* BEGIN Provided data *

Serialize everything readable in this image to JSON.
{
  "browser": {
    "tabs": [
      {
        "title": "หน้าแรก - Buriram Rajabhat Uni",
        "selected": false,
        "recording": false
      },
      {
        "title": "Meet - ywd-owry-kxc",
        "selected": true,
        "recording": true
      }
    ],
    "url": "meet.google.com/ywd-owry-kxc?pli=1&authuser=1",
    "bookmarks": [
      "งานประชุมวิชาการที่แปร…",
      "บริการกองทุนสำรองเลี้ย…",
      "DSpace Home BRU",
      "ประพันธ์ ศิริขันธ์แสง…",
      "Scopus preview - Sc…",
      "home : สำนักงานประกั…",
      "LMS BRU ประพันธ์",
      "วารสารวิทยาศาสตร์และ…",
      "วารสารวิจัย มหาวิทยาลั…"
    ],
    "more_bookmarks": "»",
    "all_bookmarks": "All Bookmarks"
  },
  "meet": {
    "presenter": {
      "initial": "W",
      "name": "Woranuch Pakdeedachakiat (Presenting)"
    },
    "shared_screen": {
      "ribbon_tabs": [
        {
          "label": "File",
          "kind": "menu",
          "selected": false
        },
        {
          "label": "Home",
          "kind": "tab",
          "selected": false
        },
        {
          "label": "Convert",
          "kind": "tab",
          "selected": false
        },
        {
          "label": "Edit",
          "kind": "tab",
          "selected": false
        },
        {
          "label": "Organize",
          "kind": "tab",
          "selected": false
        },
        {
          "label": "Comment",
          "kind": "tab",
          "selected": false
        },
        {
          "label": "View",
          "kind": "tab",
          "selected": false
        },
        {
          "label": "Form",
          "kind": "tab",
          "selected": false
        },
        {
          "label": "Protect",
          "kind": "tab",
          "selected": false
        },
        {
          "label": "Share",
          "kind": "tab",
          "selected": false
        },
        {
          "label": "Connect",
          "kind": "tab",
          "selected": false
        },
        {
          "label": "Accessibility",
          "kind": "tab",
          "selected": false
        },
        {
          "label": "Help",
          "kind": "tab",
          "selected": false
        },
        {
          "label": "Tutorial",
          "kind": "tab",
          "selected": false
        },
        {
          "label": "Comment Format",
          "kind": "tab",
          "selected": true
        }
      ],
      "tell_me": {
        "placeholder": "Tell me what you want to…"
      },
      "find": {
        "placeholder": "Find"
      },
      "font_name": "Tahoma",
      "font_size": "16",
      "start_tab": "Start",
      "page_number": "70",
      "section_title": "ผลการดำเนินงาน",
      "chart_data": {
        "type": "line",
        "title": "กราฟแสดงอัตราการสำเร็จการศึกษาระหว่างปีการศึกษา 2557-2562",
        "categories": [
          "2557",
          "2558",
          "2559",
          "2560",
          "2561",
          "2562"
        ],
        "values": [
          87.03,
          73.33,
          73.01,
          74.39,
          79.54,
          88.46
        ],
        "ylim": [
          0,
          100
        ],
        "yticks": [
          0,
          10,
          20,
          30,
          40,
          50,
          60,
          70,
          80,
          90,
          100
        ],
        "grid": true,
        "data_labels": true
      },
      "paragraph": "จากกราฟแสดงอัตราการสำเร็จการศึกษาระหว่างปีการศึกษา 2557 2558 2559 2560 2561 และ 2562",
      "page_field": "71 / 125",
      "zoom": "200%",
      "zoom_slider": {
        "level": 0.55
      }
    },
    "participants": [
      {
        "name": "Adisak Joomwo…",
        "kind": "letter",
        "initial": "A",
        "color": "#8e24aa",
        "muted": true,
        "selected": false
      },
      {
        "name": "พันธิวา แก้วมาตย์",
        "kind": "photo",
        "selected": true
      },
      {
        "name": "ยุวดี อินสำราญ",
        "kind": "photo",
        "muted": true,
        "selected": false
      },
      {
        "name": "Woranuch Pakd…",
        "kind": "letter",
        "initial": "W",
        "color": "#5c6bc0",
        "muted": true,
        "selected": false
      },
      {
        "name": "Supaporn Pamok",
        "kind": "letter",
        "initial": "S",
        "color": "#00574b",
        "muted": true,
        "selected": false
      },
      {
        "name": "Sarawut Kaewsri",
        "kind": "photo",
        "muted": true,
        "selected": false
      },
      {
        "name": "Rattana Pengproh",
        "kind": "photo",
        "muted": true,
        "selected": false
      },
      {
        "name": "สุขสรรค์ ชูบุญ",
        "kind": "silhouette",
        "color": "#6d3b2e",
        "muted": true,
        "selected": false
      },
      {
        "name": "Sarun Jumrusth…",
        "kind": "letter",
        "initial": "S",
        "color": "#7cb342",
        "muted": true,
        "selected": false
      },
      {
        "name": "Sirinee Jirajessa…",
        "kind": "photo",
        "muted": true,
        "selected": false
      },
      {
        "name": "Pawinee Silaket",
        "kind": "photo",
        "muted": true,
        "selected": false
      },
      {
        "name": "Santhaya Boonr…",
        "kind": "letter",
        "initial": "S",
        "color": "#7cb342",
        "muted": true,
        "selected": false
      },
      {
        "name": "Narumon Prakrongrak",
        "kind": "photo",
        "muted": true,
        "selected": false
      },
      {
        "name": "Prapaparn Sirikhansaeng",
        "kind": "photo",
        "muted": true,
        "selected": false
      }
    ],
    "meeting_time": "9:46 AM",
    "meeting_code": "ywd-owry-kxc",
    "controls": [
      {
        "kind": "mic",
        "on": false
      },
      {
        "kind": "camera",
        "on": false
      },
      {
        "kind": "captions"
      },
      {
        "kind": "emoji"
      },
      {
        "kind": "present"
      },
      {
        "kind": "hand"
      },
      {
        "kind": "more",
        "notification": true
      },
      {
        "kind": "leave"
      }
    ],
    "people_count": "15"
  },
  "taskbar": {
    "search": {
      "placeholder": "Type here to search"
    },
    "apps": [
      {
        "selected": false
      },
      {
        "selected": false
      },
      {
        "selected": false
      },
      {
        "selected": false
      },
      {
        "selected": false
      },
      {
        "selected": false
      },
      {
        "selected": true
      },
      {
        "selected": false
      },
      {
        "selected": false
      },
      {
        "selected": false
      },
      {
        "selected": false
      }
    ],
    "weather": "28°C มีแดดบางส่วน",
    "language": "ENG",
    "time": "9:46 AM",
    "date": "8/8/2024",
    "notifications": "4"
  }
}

* END Provided data *

Using the listing above, pick out each line that contains the word "color", then copy it.

| Solution to the exercise |
        "color": "#8e24aa",
        "color": "#5c6bc0",
        "color": "#00574b",
        "color": "#6d3b2e",
        "color": "#7cb342",
        "color": "#7cb342",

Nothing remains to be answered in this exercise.